[Task brief]: Extend the blog post below on "incidents" versus "incidence", continuing right after its last sentence, "Let's straighten this out."

[Text for analysis]:
Wednesday, July 31, 2013

"Incidents" vs "incidence" -- what's the difference?

There is a general election going on (not "ongoing") in Zimbabwe today. Walt, being a former resident, is following the bumbling ["voting", surely! Ed.] closely, checking the tweets and online reports. He has just read the following:

"201 people have voted at Msiteli Secondary School in Bulawayo by midday. There are no major incidences recorded."

Walt is now huffing and puffing around the cabin, nearly apoplectic about the tweeter's misuse of the word "incidence". If it were just one product of the Zimbabwean education system, it wouldn't be so bad, but we are sick, sore and tired of hearing supposedly educated "journalists" in North America and Britain confuse "incidence" -- inevitably pluralized as "incidences", as above -- and "incidents". Let's straighten this out.

[Given information]:
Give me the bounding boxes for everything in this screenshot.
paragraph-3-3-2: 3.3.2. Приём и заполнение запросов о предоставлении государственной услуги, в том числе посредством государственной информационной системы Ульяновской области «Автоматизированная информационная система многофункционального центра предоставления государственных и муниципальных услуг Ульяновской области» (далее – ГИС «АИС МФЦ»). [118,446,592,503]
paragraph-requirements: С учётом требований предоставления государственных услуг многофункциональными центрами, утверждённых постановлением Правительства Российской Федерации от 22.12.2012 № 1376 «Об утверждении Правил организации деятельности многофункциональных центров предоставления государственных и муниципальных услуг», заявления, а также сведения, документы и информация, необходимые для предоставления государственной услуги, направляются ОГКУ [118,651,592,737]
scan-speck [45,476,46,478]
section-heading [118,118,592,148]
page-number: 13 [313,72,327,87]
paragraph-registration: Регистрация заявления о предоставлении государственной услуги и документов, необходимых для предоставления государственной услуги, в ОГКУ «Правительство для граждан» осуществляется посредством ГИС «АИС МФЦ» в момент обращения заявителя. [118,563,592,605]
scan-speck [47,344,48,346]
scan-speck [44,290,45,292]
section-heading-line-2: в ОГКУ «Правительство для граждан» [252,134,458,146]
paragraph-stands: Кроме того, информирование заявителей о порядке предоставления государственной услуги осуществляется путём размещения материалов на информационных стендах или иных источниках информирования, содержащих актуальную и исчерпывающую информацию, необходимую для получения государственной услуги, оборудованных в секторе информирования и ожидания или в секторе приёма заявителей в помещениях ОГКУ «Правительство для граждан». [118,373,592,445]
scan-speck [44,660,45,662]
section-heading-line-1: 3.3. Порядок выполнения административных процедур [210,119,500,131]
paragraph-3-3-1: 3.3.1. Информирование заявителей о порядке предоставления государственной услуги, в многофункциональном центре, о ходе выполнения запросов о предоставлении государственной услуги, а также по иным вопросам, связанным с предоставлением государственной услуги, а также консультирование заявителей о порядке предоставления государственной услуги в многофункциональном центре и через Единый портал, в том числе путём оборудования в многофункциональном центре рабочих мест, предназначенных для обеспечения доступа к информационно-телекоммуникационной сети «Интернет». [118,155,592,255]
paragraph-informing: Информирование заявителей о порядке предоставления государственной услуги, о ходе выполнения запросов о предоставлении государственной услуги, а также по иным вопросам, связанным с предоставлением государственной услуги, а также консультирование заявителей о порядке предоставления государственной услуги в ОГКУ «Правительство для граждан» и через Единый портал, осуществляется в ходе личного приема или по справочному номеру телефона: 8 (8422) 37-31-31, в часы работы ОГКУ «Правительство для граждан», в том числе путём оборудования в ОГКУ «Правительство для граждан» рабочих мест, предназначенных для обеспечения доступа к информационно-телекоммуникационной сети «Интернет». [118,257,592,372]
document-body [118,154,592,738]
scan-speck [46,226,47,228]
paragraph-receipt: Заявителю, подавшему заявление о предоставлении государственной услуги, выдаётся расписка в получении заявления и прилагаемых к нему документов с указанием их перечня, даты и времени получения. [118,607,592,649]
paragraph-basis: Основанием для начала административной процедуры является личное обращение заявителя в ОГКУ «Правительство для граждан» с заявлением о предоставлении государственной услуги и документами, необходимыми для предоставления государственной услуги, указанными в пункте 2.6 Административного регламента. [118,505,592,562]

[Expected output]:
An "incident" -- singular -- is an individual occurrence or a happening. Thus, if a cop shoots an unarmed civilian at the corner of Jane and Finch, that's one incident. If another cop shoots another unarmed civilian at the corner of Yonge and Shuter [there really is such an intersection. Ed.], that's another incident. One incident plus one incident makes two incidents.

"Incidence" is the rate or range of occurrence or influence of something, especially of something unwanted, e.g. "the high incidence of heart disease in men over 40".

"Incidence" is a collective noun [like "vacuum cleaner". Ed.], and shouldn't be used in the plural -- incidences -- unless one is speaking of the rates of occurrence of two different things, e.g. "the incidences of both robbery and homicide have increased in integrated neighbourhoods". Even then, it's an awkward construction, best avoided.